JOB>
Word for word, repeat the entries, minus the pictures.

--- start of RECORDS TO USE ---

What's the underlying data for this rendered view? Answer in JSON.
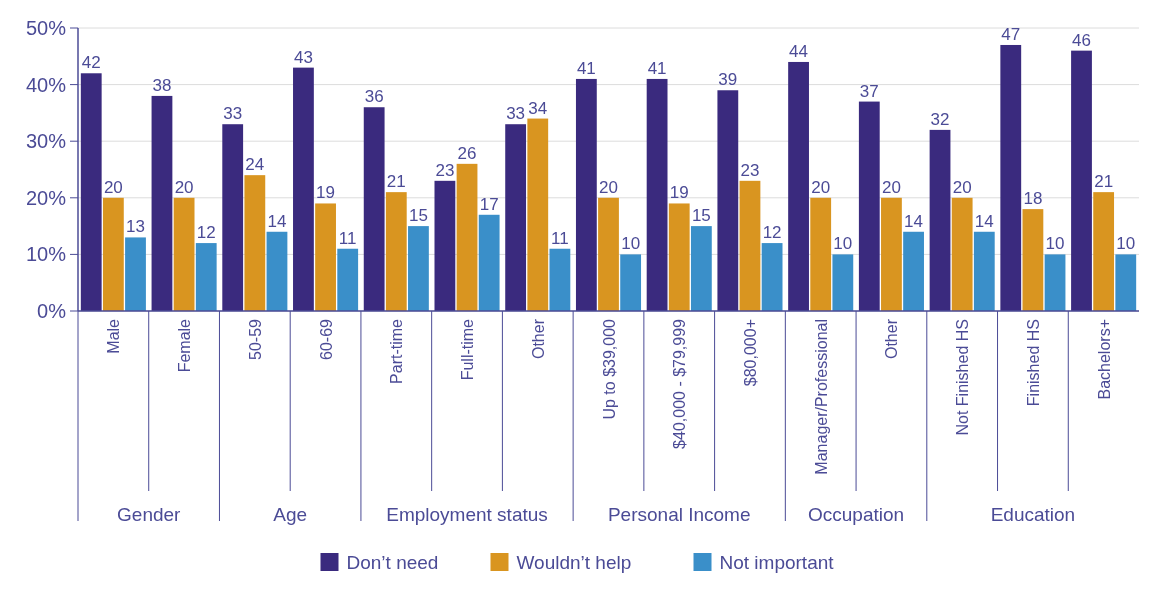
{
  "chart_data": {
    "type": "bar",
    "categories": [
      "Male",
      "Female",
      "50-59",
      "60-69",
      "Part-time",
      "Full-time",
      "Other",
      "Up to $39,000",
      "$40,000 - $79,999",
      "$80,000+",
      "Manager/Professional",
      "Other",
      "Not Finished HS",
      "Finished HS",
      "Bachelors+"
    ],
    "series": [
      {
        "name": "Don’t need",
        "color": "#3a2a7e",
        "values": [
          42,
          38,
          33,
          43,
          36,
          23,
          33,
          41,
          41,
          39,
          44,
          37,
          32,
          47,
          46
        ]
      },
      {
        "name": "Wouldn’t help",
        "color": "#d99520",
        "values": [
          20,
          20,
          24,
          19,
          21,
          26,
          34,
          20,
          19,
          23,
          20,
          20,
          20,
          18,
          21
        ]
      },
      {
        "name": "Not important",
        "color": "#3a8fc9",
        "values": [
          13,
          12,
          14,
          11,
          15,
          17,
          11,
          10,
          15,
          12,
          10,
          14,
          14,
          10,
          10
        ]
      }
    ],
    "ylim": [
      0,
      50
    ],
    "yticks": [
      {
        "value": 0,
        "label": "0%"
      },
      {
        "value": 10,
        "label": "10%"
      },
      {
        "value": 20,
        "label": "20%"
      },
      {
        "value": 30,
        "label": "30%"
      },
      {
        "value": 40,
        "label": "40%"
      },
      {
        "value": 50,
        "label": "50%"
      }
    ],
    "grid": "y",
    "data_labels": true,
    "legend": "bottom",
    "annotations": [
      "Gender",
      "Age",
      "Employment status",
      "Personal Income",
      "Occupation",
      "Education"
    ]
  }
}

--- end of RECORDS TO USE ---

RESULT BELOW>
What's the underlying data for this rendered view? Answer in JSON.
{
  "chart_data": {
    "type": "bar",
    "categories": [
      "Male",
      "Female",
      "50-59",
      "60-69",
      "Part-time",
      "Full-time",
      "Other",
      "Up to $39,000",
      "$40,000 - $79,999",
      "$80,000+",
      "Manager/Professional",
      "Other",
      "Not Finished HS",
      "Finished HS",
      "Bachelors+"
    ],
    "series": [
      {
        "name": "Don’t need",
        "color": "#3a2a7e",
        "values": [
          42,
          38,
          33,
          43,
          36,
          23,
          33,
          41,
          41,
          39,
          44,
          37,
          32,
          47,
          46
        ]
      },
      {
        "name": "Wouldn’t help",
        "color": "#d99520",
        "values": [
          20,
          20,
          24,
          19,
          21,
          26,
          34,
          20,
          19,
          23,
          20,
          20,
          20,
          18,
          21
        ]
      },
      {
        "name": "Not important",
        "color": "#3a8fc9",
        "values": [
          13,
          12,
          14,
          11,
          15,
          17,
          11,
          10,
          15,
          12,
          10,
          14,
          14,
          10,
          10
        ]
      }
    ],
    "ylim": [
      0,
      50
    ],
    "yticks": [
      {
        "value": 0,
        "label": "0%"
      },
      {
        "value": 10,
        "label": "10%"
      },
      {
        "value": 20,
        "label": "20%"
      },
      {
        "value": 30,
        "label": "30%"
      },
      {
        "value": 40,
        "label": "40%"
      },
      {
        "value": 50,
        "label": "50%"
      }
    ],
    "grid": "y",
    "data_labels": true,
    "legend": "bottom",
    "annotations": [
      "Gender",
      "Age",
      "Employment status",
      "Personal Income",
      "Occupation",
      "Education"
    ]
  }
}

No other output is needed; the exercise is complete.